**WHAT YOU ARE ASKED TO DO**
Using the material below, work out how many lines contain the word "tanpa". Reply with the number and nothing more.

**PROVIDED MATERIAL**
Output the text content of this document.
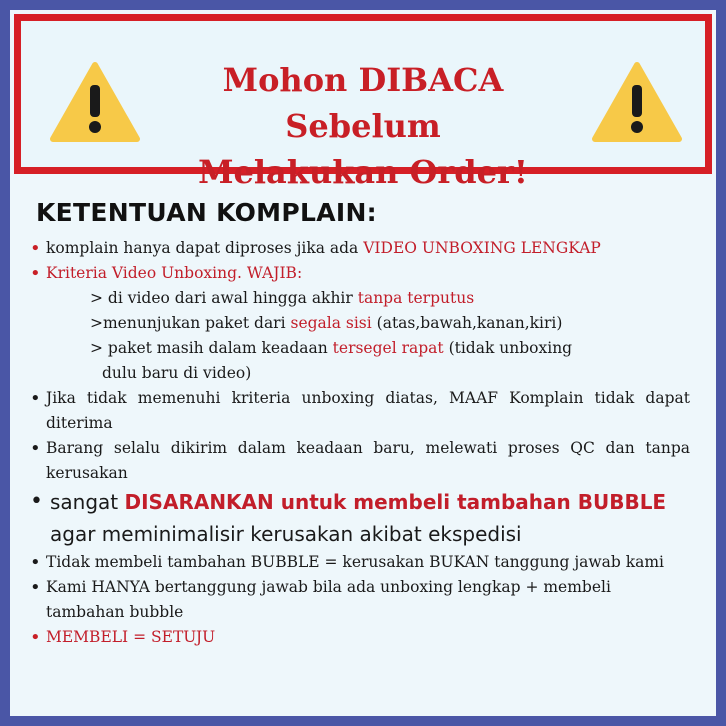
Mohon DIBACA Sebelum
Melakukan Order!
KETENTUAN KOMPLAIN:
• komplain hanya dapat diproses jika ada VIDEO UNBOXING LENGKAP
• Kriteria Video Unboxing. WAJIB:
> di video dari awal hingga akhir tanpa terputus
>menunjukan paket dari segala sisi (atas,bawah,kanan,kiri)
> paket masih dalam keadaan tersegel rapat (tidak unboxing
dulu baru di video)
• Jika tidak memenuhi kriteria unboxing diatas, MAAF Komplain tidak dapat diterima
• Barang selalu dikirim dalam keadaan baru, melewati proses QC dan tanpa kerusakan
• sangat DISARANKAN untuk membeli tambahan BUBBLE
agar meminimalisir kerusakan akibat ekspedisi
• Tidak membeli tambahan BUBBLE = kerusakan BUKAN tanggung jawab kami
• Kami HANYA bertanggung jawab bila ada unboxing lengkap + membeli tambahan bubble
• MEMBELI = SETUJU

**COMPLETED TASK**
2